(SUPPLIED MATERIAL)
================================

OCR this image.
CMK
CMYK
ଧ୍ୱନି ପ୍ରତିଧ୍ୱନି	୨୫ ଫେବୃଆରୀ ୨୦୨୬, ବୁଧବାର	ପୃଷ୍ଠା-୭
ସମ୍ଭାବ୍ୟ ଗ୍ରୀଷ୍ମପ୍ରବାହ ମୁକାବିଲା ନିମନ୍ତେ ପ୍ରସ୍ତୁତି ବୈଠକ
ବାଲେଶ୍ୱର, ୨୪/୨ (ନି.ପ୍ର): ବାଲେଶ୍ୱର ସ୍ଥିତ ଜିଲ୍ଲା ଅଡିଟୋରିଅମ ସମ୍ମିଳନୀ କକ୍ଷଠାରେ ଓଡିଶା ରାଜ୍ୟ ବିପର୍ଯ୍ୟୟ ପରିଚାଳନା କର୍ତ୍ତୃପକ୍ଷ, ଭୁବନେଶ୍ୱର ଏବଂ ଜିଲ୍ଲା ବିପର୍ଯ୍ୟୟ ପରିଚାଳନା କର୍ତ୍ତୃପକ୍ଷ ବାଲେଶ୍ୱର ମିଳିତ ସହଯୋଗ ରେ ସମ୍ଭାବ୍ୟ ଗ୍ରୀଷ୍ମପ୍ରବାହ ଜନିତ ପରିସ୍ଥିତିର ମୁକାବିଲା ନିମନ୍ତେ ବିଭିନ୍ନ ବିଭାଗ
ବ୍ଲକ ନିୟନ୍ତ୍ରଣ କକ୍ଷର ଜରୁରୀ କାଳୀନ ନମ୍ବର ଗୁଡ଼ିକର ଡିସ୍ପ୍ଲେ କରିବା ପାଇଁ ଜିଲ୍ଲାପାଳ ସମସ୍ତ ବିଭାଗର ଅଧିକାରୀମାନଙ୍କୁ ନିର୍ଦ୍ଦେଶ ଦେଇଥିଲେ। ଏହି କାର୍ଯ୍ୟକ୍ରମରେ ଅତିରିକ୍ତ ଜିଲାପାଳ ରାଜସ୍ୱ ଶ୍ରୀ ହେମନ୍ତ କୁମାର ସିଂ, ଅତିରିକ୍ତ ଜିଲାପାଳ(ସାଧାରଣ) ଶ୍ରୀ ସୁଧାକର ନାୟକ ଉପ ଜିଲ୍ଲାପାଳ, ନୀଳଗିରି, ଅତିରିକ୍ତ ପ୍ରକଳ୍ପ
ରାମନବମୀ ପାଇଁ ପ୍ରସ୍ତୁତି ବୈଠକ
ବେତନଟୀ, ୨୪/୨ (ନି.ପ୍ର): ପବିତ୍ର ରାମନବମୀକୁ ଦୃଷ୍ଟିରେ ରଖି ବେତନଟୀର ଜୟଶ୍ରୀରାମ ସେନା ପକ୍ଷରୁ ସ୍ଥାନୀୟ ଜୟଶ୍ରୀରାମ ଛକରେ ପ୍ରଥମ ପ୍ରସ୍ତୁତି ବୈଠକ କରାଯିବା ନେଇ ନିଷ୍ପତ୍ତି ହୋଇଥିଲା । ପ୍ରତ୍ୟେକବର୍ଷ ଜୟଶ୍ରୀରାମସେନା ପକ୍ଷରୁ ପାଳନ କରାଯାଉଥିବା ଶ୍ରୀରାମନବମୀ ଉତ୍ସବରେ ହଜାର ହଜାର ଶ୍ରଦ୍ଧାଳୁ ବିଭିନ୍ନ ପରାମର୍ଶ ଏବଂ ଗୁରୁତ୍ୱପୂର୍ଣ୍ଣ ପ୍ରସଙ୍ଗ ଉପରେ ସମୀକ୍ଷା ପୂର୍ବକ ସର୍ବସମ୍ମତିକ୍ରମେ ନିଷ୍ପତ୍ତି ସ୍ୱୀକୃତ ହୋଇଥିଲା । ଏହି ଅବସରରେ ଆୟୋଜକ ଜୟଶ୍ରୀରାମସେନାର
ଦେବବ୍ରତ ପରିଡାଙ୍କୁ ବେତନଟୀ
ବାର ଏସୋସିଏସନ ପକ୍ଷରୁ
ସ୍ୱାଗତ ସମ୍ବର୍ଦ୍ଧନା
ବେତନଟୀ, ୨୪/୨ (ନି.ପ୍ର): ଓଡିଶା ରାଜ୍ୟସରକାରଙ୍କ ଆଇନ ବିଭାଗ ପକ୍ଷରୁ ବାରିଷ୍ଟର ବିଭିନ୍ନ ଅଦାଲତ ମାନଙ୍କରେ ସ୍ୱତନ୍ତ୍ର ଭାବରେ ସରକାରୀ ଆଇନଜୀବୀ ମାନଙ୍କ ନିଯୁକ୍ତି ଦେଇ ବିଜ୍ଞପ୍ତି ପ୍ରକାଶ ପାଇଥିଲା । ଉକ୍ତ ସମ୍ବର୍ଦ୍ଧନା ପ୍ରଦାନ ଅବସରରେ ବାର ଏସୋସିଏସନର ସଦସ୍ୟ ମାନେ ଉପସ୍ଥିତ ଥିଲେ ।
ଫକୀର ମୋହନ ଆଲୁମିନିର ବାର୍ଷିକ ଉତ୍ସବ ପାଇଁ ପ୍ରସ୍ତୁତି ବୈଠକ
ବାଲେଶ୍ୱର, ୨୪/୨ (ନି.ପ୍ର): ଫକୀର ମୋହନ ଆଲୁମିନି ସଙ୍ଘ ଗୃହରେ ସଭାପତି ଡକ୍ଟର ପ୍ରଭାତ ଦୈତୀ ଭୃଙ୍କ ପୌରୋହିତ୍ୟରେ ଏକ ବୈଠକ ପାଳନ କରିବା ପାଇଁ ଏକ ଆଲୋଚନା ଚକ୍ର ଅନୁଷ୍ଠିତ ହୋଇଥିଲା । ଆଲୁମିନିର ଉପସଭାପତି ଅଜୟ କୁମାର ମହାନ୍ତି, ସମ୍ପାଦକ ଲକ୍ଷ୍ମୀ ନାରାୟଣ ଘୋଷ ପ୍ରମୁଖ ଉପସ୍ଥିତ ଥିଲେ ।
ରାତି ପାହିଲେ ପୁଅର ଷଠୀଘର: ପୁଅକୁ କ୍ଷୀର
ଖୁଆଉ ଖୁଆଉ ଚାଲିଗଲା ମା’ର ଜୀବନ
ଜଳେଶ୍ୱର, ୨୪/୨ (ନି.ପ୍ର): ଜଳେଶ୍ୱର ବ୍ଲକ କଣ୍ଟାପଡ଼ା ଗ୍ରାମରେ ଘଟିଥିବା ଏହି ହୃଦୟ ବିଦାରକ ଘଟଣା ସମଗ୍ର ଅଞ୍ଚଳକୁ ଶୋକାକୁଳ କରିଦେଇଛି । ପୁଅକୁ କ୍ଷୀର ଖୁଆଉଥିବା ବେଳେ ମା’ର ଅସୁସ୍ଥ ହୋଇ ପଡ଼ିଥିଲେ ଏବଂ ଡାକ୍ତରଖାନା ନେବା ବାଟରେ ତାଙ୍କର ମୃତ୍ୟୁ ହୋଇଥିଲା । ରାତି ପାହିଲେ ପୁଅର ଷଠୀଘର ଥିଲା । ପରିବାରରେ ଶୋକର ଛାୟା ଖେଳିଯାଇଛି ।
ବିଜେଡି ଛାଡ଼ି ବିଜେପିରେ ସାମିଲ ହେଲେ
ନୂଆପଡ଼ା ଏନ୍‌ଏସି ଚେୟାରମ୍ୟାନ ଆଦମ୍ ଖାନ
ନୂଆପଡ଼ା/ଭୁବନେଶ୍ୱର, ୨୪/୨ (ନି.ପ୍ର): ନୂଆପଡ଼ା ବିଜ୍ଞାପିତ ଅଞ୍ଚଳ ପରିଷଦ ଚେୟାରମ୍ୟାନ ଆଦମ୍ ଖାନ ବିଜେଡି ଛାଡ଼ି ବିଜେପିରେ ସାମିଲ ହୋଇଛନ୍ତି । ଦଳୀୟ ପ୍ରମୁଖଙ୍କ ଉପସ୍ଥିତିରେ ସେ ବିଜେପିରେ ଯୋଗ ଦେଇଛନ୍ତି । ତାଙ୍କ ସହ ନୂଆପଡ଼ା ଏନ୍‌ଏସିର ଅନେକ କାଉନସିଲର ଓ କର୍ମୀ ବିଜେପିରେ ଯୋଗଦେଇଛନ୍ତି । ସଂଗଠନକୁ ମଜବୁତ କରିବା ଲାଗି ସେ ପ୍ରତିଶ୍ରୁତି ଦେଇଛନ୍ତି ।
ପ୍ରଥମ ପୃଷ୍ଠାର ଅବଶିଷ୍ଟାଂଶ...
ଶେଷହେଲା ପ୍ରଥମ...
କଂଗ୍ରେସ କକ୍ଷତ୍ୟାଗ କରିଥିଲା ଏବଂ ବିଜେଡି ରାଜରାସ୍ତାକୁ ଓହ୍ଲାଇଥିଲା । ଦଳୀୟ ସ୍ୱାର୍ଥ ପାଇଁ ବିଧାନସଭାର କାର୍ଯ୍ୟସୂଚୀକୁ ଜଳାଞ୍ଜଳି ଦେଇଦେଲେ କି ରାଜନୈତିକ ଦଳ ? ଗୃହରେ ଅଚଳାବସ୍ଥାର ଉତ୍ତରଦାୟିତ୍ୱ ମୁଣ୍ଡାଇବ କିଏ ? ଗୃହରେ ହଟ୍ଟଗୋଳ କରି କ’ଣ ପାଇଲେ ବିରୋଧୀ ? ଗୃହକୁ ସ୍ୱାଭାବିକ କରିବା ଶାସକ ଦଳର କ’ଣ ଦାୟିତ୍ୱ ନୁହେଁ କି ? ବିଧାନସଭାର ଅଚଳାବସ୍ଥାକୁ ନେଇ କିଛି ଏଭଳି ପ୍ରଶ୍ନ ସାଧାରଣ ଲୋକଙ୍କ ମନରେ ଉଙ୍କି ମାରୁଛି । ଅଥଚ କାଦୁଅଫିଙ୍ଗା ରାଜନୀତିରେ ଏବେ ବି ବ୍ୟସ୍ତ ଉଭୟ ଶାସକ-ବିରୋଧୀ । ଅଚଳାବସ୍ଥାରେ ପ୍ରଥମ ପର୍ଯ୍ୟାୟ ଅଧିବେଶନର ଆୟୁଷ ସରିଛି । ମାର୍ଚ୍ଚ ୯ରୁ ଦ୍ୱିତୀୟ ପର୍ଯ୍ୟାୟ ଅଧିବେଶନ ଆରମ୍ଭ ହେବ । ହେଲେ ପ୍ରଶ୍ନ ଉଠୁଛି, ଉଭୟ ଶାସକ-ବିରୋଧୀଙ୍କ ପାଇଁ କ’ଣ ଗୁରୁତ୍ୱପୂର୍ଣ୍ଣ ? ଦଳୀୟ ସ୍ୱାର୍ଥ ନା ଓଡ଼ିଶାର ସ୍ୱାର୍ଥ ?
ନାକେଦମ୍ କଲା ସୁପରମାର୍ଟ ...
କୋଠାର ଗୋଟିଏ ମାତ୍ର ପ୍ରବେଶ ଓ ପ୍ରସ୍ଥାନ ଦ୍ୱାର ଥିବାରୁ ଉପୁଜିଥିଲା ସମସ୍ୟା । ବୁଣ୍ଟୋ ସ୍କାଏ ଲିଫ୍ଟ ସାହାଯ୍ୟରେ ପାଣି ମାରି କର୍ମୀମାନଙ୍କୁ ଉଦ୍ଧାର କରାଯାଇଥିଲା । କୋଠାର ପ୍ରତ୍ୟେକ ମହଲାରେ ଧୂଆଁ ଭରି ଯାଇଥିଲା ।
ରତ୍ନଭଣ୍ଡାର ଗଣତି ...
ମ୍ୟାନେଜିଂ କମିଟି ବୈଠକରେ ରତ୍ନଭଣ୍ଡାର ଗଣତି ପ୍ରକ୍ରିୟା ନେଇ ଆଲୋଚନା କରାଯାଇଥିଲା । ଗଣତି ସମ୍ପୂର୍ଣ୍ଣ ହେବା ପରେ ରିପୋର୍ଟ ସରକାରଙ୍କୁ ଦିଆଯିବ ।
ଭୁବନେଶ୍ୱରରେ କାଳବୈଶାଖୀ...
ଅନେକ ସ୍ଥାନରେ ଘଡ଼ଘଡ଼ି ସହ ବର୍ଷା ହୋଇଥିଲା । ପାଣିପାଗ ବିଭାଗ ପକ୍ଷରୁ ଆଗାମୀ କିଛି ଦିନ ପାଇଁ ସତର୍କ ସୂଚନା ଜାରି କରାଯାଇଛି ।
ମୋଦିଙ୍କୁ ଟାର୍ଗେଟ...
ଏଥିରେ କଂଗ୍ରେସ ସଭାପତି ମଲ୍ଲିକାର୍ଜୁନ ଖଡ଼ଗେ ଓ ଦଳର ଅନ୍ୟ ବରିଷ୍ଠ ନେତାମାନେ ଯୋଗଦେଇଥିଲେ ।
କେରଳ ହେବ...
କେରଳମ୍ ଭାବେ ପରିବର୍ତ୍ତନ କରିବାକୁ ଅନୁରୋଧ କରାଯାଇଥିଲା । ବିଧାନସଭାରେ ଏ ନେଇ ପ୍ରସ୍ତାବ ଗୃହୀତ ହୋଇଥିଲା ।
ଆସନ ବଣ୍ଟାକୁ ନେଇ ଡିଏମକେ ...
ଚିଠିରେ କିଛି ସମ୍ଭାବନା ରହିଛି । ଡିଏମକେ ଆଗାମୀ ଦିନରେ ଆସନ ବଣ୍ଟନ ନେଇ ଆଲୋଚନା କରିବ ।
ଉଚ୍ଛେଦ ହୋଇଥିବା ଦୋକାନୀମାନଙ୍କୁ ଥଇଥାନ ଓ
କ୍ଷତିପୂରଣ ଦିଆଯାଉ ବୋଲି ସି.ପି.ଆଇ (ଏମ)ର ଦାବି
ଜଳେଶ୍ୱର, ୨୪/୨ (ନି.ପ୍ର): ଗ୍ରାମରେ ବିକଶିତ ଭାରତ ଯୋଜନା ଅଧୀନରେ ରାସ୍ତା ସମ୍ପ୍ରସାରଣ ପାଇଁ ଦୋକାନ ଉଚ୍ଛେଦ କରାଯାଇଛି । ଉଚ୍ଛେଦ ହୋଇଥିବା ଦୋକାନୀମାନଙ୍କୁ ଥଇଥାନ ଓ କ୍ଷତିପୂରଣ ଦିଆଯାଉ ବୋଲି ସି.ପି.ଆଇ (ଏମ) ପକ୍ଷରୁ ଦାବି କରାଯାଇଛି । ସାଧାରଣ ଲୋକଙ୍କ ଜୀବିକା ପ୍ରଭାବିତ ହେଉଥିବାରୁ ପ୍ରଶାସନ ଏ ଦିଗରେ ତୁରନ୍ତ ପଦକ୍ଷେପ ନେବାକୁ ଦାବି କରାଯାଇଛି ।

================================

(PROBLEM REQUIREMENTS)
Using the listing above, list every line in which the string "ମନବମ" occurs.

(FINISHED TASK)
ରାମନବମୀ ପାଇଁ ପ୍ରସ୍ତୁତି ବୈଠକ
ବେତନଟୀ, ୨୪/୨ (ନି.ପ୍ର): ପବିତ୍ର ରାମନବମୀକୁ ଦୃଷ୍ଟିରେ ରଖି ବେତନଟୀର ଜୟଶ୍ରୀରାମ ସେନା ପକ୍ଷରୁ ସ୍ଥାନୀୟ ଜୟଶ୍ରୀରାମ ଛକରେ ପ୍ରଥମ ପ୍ରସ୍ତୁତି ବୈଠକ କରାଯିବା ନେଇ ନିଷ୍ପତ୍ତି ହୋଇଥିଲା । ପ୍ରତ୍ୟେକବର୍ଷ ଜୟଶ୍ରୀରାମସେନା ପକ୍ଷରୁ ପାଳନ କରାଯାଉଥିବା ଶ୍ରୀରାମନବମୀ ଉତ୍ସବରେ ହଜାର ହଜାର ଶ୍ରଦ୍ଧାଳୁ ବିଭିନ୍ନ ପରାମର୍ଶ ଏବଂ ଗୁରୁତ୍ୱପୂର୍ଣ୍ଣ ପ୍ରସଙ୍ଗ ଉପରେ ସମୀକ୍ଷା ପୂର୍ବକ ସର୍ବସମ୍ମତିକ୍ରମେ ନିଷ୍ପତ୍ତି ସ୍ୱୀକୃତ ହୋଇଥିଲା । ଏହି ଅବସରରେ ଆୟୋଜକ ଜୟଶ୍ରୀରାମସେନାର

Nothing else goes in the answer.